> [TASK INSTRUCTIONS]
Copy the data that follows, character for character, minus the pictures.

> [MATERIAL]
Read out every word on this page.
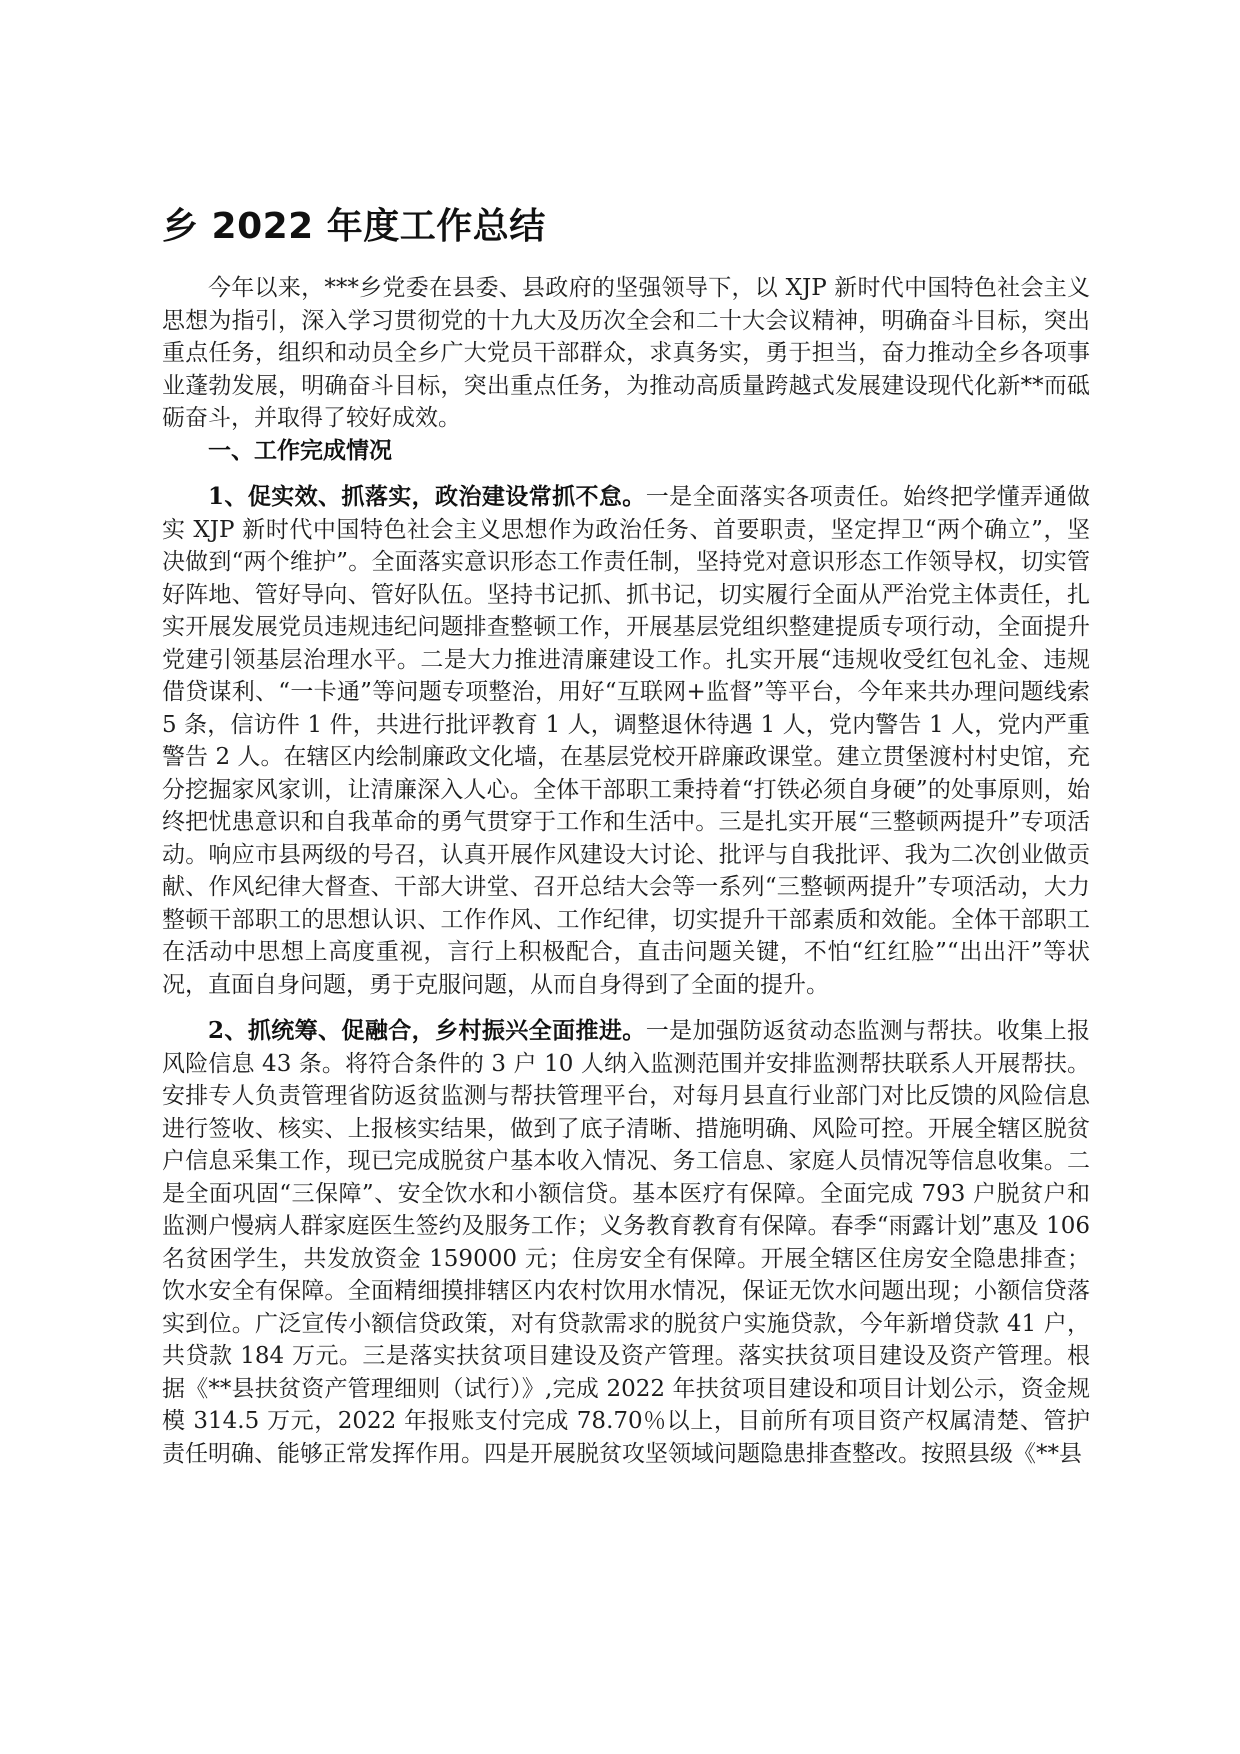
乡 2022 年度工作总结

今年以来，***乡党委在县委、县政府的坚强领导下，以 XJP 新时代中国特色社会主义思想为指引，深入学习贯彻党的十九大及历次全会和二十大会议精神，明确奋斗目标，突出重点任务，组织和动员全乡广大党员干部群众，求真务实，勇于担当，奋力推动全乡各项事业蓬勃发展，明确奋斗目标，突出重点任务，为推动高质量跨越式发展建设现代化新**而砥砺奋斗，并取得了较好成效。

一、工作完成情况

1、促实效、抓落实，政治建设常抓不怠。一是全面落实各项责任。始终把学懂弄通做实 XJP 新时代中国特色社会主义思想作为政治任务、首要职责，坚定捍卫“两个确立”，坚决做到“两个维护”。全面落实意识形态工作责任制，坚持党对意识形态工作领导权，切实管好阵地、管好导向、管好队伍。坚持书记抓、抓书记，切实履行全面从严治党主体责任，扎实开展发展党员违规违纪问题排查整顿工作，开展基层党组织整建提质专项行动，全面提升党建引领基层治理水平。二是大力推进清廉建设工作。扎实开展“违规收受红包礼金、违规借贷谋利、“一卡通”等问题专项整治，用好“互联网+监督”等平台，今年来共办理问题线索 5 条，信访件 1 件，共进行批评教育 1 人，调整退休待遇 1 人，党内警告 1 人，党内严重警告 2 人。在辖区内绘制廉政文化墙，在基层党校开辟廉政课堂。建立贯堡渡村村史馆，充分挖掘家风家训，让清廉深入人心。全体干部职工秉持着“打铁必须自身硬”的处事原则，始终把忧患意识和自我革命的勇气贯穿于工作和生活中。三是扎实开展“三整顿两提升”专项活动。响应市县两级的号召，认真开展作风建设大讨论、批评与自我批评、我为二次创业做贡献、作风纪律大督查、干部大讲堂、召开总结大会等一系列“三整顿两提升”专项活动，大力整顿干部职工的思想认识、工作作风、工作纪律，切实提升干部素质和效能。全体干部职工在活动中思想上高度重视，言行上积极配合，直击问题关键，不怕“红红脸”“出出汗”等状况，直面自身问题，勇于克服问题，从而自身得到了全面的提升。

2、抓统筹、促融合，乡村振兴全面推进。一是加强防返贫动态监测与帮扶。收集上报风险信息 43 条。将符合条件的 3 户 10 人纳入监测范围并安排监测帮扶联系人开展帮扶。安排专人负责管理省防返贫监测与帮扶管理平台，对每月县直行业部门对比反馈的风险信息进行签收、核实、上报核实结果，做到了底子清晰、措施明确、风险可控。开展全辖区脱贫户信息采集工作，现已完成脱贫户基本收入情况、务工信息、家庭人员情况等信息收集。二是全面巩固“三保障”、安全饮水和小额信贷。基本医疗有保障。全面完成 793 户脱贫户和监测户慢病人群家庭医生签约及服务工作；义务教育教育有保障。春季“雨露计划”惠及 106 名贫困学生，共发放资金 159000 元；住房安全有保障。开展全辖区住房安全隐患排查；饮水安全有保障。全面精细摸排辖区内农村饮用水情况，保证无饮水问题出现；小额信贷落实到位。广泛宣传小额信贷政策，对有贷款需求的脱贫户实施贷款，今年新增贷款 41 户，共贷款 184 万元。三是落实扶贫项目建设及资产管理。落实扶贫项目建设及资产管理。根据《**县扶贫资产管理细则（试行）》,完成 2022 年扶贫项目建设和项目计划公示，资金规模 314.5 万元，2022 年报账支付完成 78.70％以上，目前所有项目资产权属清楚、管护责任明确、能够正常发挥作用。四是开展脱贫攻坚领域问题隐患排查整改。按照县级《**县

> [REPLY TO THE EXERCISE]
Read out every word on this page.
乡 2022 年度工作总结

今年以来，***乡党委在县委、县政府的坚强领导下，以 XJP 新时代中国特色社会主义思想为指引，深入学习贯彻党的十九大及历次全会和二十大会议精神，明确奋斗目标，突出重点任务，组织和动员全乡广大党员干部群众，求真务实，勇于担当，奋力推动全乡各项事业蓬勃发展，明确奋斗目标，突出重点任务，为推动高质量跨越式发展建设现代化新**而砥砺奋斗，并取得了较好成效。

一、工作完成情况

1、促实效、抓落实，政治建设常抓不怠。一是全面落实各项责任。始终把学懂弄通做实 XJP 新时代中国特色社会主义思想作为政治任务、首要职责，坚定捍卫“两个确立”，坚决做到“两个维护”。全面落实意识形态工作责任制，坚持党对意识形态工作领导权，切实管好阵地、管好导向、管好队伍。坚持书记抓、抓书记，切实履行全面从严治党主体责任，扎实开展发展党员违规违纪问题排查整顿工作，开展基层党组织整建提质专项行动，全面提升党建引领基层治理水平。二是大力推进清廉建设工作。扎实开展“违规收受红包礼金、违规借贷谋利、“一卡通”等问题专项整治，用好“互联网+监督”等平台，今年来共办理问题线索 5 条，信访件 1 件，共进行批评教育 1 人，调整退休待遇 1 人，党内警告 1 人，党内严重警告 2 人。在辖区内绘制廉政文化墙，在基层党校开辟廉政课堂。建立贯堡渡村村史馆，充分挖掘家风家训，让清廉深入人心。全体干部职工秉持着“打铁必须自身硬”的处事原则，始终把忧患意识和自我革命的勇气贯穿于工作和生活中。三是扎实开展“三整顿两提升”专项活动。响应市县两级的号召，认真开展作风建设大讨论、批评与自我批评、我为二次创业做贡献、作风纪律大督查、干部大讲堂、召开总结大会等一系列“三整顿两提升”专项活动，大力整顿干部职工的思想认识、工作作风、工作纪律，切实提升干部素质和效能。全体干部职工在活动中思想上高度重视，言行上积极配合，直击问题关键，不怕“红红脸”“出出汗”等状况，直面自身问题，勇于克服问题，从而自身得到了全面的提升。

2、抓统筹、促融合，乡村振兴全面推进。一是加强防返贫动态监测与帮扶。收集上报风险信息 43 条。将符合条件的 3 户 10 人纳入监测范围并安排监测帮扶联系人开展帮扶。安排专人负责管理省防返贫监测与帮扶管理平台，对每月县直行业部门对比反馈的风险信息进行签收、核实、上报核实结果，做到了底子清晰、措施明确、风险可控。开展全辖区脱贫户信息采集工作，现已完成脱贫户基本收入情况、务工信息、家庭人员情况等信息收集。二是全面巩固“三保障”、安全饮水和小额信贷。基本医疗有保障。全面完成 793 户脱贫户和监测户慢病人群家庭医生签约及服务工作；义务教育教育有保障。春季“雨露计划”惠及 106 名贫困学生，共发放资金 159000 元；住房安全有保障。开展全辖区住房安全隐患排查；饮水安全有保障。全面精细摸排辖区内农村饮用水情况，保证无饮水问题出现；小额信贷落实到位。广泛宣传小额信贷政策，对有贷款需求的脱贫户实施贷款，今年新增贷款 41 户，共贷款 184 万元。三是落实扶贫项目建设及资产管理。落实扶贫项目建设及资产管理。根据《**县扶贫资产管理细则（试行）》,完成 2022 年扶贫项目建设和项目计划公示，资金规模 314.5 万元，2022 年报账支付完成 78.70％以上，目前所有项目资产权属清楚、管护责任明确、能够正常发挥作用。四是开展脱贫攻坚领域问题隐患排查整改。按照县级《**县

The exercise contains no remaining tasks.